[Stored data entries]
#####

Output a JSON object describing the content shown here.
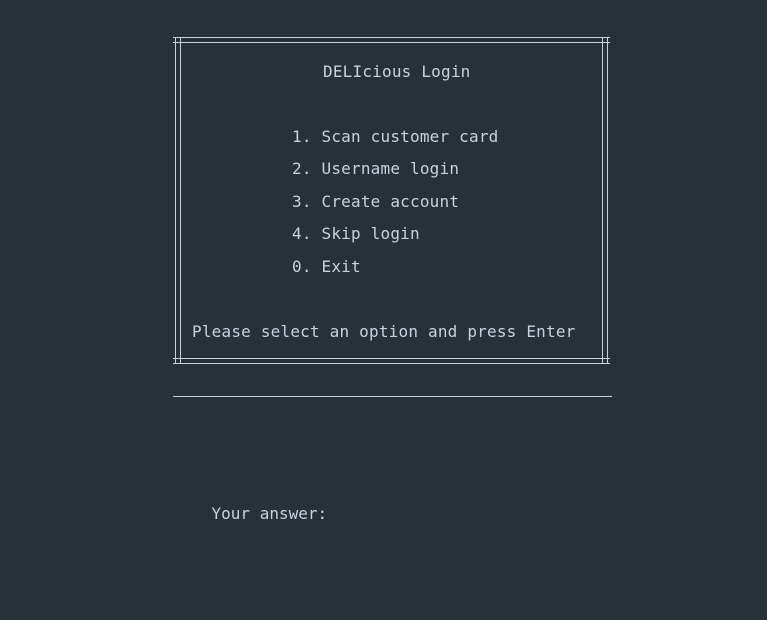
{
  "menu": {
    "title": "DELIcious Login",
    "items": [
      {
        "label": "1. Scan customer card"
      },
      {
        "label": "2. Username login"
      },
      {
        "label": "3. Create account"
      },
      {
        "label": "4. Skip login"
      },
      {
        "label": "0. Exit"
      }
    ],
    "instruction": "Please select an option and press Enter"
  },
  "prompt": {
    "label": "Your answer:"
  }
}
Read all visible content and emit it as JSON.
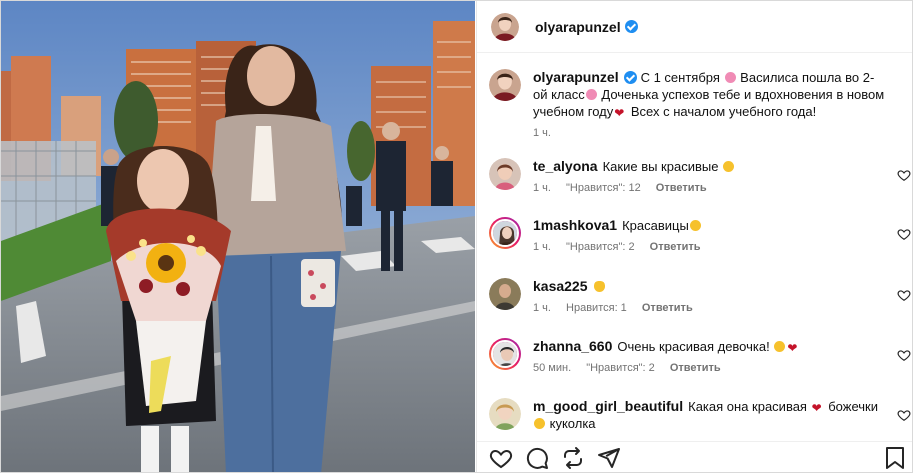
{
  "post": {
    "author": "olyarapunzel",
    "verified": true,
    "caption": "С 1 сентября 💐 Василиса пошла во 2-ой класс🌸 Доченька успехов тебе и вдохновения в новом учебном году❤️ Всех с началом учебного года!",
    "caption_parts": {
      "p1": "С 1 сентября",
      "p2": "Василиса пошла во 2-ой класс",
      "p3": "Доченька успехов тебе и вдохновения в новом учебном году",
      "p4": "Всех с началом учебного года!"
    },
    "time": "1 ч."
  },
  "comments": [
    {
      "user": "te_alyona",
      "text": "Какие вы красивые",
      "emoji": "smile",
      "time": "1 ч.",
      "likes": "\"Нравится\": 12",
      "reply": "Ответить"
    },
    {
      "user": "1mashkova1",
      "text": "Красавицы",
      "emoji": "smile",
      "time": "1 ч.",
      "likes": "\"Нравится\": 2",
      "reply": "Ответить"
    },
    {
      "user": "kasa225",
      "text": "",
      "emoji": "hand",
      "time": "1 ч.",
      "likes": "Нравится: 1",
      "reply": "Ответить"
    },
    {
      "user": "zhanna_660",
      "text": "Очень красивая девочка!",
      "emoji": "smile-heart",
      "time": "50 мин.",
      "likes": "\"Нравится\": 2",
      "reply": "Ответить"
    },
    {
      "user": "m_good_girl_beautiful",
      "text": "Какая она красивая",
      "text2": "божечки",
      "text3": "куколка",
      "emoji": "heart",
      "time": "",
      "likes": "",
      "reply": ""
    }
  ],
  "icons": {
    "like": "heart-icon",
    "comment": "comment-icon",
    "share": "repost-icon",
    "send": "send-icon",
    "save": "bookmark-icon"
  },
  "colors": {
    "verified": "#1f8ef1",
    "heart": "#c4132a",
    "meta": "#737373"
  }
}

#####

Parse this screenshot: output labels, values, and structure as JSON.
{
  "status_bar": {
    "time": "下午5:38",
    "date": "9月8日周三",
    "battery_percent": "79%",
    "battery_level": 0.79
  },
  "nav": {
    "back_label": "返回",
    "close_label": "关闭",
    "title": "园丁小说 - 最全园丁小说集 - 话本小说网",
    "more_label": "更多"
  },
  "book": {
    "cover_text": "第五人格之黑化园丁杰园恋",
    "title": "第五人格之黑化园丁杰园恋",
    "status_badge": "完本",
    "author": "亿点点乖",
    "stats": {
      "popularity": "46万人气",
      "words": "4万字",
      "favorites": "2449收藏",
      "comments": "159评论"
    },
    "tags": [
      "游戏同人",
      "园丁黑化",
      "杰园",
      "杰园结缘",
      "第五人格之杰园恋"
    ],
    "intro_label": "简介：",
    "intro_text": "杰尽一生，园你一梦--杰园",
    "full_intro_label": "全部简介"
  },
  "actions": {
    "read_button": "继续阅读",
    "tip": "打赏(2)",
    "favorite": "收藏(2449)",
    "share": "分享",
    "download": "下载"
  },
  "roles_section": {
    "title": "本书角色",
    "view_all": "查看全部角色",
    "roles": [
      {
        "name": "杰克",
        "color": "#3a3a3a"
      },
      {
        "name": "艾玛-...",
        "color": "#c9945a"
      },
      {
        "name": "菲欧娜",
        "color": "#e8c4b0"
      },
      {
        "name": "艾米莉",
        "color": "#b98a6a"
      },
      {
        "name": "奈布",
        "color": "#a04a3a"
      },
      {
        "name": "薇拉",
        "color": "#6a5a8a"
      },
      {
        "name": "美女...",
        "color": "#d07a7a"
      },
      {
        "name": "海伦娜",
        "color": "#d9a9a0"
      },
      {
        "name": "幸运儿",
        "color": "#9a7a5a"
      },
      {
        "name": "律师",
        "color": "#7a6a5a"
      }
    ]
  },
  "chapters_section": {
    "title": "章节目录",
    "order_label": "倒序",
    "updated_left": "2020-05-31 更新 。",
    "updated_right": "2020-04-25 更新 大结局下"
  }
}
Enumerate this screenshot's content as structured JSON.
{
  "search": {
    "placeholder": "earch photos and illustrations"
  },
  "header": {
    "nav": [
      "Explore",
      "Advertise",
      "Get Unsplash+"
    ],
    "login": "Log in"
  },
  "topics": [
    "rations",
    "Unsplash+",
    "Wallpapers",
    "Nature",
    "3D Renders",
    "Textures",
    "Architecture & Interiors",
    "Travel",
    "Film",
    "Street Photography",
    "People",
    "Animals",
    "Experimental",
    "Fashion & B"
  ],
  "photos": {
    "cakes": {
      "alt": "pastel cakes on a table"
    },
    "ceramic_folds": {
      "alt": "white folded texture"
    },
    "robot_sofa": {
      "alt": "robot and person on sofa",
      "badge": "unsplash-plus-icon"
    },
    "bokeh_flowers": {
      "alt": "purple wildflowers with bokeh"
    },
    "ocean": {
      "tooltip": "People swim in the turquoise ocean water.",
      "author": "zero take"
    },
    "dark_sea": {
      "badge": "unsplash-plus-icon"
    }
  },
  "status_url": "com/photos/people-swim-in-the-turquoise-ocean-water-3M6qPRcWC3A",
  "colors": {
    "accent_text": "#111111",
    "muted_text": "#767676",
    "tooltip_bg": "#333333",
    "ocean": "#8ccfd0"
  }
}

#####

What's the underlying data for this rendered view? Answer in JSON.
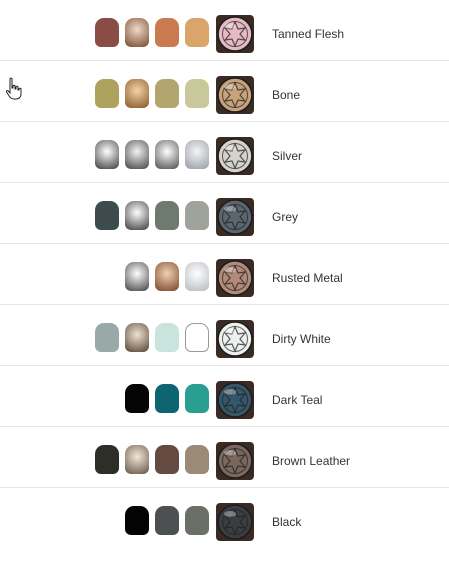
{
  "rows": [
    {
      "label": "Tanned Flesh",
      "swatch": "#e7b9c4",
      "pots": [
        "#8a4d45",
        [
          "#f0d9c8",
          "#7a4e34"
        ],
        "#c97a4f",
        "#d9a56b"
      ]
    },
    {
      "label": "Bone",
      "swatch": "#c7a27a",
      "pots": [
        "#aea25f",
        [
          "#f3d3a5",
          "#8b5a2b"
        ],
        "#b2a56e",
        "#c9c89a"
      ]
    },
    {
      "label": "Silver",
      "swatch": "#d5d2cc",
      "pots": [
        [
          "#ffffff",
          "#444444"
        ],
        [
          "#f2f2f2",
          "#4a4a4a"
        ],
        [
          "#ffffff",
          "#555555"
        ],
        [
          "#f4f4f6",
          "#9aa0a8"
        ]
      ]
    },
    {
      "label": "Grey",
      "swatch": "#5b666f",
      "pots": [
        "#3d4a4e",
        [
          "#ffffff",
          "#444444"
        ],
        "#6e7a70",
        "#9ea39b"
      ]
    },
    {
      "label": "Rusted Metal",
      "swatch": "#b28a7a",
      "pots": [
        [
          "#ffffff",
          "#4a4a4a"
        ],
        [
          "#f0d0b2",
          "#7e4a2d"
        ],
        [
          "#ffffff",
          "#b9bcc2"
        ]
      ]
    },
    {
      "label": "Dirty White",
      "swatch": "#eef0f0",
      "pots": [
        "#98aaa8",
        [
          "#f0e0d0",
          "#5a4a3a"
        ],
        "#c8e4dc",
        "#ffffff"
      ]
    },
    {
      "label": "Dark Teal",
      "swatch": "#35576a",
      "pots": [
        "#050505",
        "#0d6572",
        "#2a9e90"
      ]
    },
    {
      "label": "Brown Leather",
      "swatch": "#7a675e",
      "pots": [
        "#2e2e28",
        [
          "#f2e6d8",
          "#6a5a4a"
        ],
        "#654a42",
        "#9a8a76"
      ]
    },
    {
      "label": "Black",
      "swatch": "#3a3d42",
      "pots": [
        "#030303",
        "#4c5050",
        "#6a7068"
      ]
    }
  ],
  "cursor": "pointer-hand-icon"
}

#####

### The request
Your answer should be a single number: how many lines of the material contain the word "началом".

### Full answer
2